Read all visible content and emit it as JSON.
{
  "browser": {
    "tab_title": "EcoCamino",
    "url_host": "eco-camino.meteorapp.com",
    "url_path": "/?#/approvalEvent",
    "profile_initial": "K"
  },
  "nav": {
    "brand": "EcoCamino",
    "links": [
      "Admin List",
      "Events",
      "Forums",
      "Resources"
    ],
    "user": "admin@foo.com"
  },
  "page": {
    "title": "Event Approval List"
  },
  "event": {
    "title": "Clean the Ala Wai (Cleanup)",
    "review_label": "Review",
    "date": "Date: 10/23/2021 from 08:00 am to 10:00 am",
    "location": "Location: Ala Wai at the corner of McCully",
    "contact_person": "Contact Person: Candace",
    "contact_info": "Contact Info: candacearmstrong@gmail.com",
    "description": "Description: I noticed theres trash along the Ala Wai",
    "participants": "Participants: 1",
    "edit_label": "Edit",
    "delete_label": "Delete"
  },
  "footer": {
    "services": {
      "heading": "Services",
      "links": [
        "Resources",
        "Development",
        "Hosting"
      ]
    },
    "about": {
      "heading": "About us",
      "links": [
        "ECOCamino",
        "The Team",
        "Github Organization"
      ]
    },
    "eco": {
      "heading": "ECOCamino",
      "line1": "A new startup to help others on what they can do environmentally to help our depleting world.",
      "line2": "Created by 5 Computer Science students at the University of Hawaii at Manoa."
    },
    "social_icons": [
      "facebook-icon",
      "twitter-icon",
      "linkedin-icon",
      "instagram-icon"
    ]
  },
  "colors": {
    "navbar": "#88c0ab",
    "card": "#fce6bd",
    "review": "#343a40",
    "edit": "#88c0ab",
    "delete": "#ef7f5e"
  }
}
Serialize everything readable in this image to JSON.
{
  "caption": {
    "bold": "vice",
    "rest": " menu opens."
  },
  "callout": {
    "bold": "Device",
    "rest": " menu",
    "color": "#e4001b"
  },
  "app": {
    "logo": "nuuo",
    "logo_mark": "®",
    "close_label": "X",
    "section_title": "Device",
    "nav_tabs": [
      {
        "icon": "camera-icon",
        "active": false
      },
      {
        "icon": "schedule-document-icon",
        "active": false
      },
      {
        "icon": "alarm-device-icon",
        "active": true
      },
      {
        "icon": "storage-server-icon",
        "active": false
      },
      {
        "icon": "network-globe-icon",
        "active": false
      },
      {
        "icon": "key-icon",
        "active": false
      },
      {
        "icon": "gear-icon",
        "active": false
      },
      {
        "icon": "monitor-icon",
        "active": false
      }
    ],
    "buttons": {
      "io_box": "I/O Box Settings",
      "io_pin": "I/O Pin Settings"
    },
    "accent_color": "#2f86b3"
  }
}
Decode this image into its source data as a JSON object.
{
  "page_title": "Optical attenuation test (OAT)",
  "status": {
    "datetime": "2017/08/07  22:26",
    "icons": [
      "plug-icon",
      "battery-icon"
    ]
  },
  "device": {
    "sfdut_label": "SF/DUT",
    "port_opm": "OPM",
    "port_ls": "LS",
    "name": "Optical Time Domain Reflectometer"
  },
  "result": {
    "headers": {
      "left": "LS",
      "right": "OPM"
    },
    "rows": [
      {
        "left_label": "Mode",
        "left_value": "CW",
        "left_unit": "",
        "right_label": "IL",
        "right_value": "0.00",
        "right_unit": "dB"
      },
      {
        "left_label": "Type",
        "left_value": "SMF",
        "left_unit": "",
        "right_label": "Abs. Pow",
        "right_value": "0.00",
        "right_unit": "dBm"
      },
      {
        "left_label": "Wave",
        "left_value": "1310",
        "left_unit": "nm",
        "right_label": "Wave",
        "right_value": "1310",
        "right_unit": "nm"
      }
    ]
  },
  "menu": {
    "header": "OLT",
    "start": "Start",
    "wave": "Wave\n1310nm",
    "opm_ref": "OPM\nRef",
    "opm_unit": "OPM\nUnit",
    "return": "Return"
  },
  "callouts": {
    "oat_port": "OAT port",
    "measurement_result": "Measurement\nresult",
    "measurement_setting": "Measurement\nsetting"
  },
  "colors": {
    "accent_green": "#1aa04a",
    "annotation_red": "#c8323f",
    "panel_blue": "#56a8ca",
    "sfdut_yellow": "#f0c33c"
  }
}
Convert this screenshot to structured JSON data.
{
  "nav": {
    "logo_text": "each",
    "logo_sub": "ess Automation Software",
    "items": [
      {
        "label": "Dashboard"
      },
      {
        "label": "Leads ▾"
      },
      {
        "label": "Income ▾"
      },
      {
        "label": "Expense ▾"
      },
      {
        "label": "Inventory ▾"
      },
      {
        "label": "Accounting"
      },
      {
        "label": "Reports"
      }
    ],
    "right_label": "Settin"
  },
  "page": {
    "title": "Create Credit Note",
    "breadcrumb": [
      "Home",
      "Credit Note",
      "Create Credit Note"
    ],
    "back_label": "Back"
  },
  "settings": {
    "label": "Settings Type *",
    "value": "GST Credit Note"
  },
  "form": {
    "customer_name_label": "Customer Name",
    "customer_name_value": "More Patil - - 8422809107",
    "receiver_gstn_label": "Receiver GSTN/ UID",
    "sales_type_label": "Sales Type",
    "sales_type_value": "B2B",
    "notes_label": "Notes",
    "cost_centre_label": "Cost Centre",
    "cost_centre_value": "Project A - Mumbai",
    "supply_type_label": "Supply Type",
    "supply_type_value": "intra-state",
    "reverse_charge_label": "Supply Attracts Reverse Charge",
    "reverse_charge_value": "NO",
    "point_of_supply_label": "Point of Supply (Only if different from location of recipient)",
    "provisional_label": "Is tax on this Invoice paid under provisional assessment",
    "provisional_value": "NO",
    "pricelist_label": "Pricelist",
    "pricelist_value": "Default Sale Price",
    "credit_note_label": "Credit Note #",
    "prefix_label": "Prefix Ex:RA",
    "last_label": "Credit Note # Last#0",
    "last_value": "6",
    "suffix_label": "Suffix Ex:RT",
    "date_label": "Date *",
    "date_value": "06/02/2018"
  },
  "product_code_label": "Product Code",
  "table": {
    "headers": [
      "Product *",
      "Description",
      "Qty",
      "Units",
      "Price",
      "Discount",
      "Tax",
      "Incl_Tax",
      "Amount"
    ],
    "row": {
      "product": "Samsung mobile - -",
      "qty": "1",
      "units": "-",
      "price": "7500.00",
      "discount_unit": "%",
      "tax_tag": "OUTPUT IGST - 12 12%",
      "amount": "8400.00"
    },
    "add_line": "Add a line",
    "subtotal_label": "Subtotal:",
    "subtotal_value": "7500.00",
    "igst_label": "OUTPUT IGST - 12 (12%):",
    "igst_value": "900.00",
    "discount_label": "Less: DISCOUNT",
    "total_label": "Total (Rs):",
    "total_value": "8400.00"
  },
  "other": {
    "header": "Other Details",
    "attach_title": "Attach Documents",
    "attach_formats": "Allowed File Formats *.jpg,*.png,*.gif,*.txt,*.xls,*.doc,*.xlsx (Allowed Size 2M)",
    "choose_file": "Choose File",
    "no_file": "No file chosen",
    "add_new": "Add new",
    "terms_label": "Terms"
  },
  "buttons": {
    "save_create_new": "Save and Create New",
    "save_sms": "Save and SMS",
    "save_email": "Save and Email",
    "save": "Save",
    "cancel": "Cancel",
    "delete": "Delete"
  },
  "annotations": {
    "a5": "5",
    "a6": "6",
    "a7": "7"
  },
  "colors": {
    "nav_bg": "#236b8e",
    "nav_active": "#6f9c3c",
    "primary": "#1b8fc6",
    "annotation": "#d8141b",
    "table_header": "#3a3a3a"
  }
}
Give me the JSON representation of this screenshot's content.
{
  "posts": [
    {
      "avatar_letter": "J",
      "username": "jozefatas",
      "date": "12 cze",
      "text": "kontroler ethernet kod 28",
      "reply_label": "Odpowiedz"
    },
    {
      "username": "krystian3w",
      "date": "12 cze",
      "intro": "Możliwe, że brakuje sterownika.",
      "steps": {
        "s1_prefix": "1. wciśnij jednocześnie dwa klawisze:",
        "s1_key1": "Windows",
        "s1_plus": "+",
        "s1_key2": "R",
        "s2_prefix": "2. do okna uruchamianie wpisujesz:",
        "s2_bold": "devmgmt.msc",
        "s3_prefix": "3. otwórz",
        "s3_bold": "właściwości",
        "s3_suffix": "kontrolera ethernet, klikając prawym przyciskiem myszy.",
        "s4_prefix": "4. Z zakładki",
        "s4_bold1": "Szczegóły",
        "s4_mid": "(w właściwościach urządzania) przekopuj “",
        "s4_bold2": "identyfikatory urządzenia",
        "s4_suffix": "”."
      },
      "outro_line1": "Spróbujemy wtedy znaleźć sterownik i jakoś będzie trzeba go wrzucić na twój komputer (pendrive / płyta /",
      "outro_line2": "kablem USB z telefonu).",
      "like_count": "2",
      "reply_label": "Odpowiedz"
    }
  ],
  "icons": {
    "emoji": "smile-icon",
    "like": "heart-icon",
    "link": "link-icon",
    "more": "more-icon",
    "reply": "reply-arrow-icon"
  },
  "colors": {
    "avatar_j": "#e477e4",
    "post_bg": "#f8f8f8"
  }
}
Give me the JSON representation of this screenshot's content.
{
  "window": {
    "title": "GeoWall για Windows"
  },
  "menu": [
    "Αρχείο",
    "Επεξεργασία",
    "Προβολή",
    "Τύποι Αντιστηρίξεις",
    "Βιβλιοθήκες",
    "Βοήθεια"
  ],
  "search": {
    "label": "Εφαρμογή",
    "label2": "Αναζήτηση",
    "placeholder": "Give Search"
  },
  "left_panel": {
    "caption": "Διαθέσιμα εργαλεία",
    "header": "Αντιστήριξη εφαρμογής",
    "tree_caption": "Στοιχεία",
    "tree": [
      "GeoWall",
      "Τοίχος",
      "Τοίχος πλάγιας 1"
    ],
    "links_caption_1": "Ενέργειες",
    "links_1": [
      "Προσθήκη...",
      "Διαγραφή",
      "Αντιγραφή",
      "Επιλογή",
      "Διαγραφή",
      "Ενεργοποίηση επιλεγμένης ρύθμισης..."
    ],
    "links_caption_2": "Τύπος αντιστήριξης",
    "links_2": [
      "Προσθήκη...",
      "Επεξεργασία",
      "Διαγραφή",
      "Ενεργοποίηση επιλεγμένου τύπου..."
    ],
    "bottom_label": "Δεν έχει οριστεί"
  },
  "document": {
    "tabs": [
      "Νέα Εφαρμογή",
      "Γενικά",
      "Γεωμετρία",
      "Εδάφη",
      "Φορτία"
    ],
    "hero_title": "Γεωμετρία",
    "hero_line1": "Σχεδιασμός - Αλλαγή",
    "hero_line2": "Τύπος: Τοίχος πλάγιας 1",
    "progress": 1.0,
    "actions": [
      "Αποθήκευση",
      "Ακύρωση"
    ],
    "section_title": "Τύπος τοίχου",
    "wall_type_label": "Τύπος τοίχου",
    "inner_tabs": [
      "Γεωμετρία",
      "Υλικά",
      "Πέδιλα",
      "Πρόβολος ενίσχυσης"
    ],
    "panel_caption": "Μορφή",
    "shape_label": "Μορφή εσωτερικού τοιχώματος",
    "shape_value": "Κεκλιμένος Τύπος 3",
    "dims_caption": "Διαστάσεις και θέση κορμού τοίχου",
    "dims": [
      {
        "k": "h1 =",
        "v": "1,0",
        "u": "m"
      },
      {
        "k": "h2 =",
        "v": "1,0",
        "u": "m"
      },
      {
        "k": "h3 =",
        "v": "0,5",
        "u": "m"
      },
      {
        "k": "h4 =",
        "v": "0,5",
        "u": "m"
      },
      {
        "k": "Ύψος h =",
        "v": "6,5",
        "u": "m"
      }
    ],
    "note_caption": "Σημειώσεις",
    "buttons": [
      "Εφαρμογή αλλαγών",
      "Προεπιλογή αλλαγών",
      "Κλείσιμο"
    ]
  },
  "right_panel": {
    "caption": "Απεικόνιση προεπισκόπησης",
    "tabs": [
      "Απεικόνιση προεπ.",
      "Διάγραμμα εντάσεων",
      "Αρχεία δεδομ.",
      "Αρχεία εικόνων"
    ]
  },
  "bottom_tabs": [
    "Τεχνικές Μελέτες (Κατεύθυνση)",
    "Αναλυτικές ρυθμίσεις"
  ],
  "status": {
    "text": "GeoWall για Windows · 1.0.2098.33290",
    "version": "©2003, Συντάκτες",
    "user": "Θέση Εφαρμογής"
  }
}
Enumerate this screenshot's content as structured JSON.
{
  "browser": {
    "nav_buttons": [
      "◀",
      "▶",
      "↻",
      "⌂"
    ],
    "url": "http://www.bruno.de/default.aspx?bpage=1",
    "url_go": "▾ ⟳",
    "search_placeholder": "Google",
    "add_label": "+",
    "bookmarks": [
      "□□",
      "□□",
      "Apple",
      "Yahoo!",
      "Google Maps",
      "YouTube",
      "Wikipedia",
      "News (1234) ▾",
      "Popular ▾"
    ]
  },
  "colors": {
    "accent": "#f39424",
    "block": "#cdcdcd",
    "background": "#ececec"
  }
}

◆ ◆ ◆ ◆ ◆

Find how many lines in the records contain the string "Μορφή", then give the number alone.

2